-- START OF Task inputs --

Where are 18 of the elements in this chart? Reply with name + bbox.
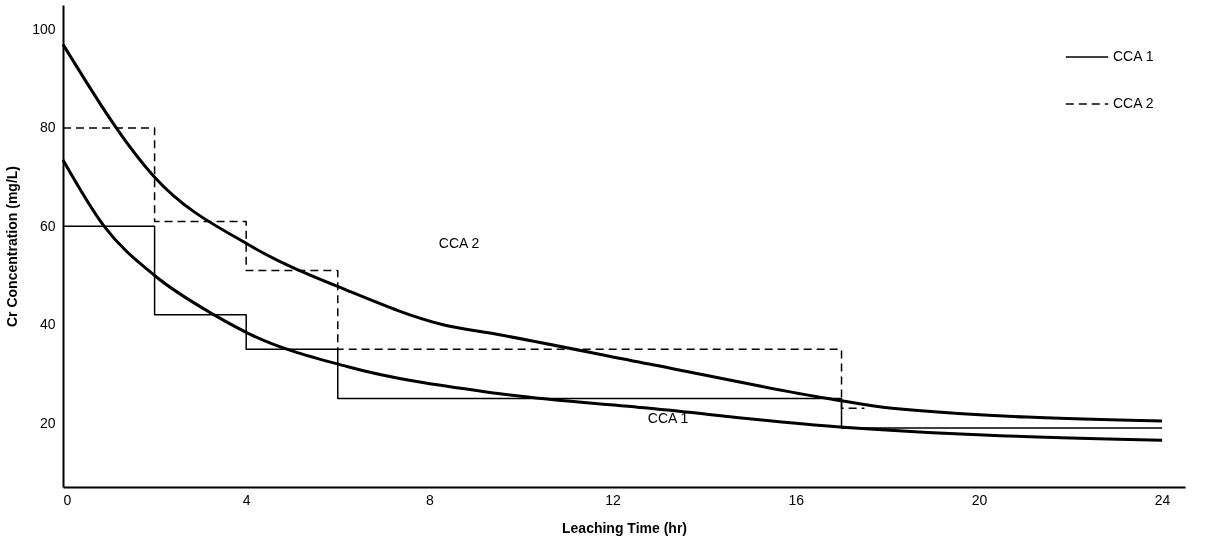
legend-label: CCA 2 — [1113, 95, 1154, 111]
x-tick-label: 4 — [242, 491, 251, 508]
legend-label: CCA 1 — [1113, 48, 1154, 64]
x-tick-label: 16 — [788, 491, 805, 508]
annotation: CCA 1 — [647, 410, 689, 426]
y-tick-label: 40 — [39, 316, 56, 333]
x-tick-label: 8 — [425, 491, 434, 508]
x-axis-title: Leaching Time (hr) — [562, 519, 687, 536]
x-tick-label: 12 — [605, 491, 622, 508]
x-tick-label: 24 — [1154, 491, 1171, 508]
y-tick-label: 80 — [39, 119, 56, 136]
x-tick-label: 0 — [63, 491, 72, 508]
y-tick-label: 100 — [32, 21, 56, 38]
annotation: CCA 2 — [438, 235, 480, 252]
x-tick-label: 20 — [971, 491, 988, 508]
y-tick-label: 20 — [39, 414, 56, 431]
y-axis-title: Cr Concentration (mg/L) — [4, 166, 21, 327]
y-tick-label: 60 — [39, 217, 56, 234]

-- END OF Task inputs --

» **To do**: Turn the lines above into a JSON list of strings, one string per line, with blank lines skipped and the picture left out.

» **Reply to the exercise**:
[
  "Where are 18 of the elements in this chart? Reply with name + bbox.",
  "legend-label: CCA 2 — [1113, 95, 1154, 111]",
  "x-tick-label: 4 — [242, 491, 251, 508]",
  "legend-label: CCA 1 — [1113, 48, 1154, 64]",
  "x-tick-label: 16 — [788, 491, 805, 508]",
  "annotation: CCA 1 — [647, 410, 689, 426]",
  "y-tick-label: 40 — [39, 316, 56, 333]",
  "x-tick-label: 8 — [425, 491, 434, 508]",
  "x-axis-title: Leaching Time (hr) — [562, 519, 687, 536]",
  "x-tick-label: 12 — [605, 491, 622, 508]",
  "x-tick-label: 24 — [1154, 491, 1171, 508]",
  "y-tick-label: 80 — [39, 119, 56, 136]",
  "x-tick-label: 0 — [63, 491, 72, 508]",
  "y-tick-label: 100 — [32, 21, 56, 38]",
  "annotation: CCA 2 — [438, 235, 480, 252]",
  "x-tick-label: 20 — [971, 491, 988, 508]",
  "y-tick-label: 20 — [39, 414, 56, 431]",
  "y-axis-title: Cr Concentration (mg/L) — [4, 166, 21, 327]",
  "y-tick-label: 60 — [39, 217, 56, 234]"
]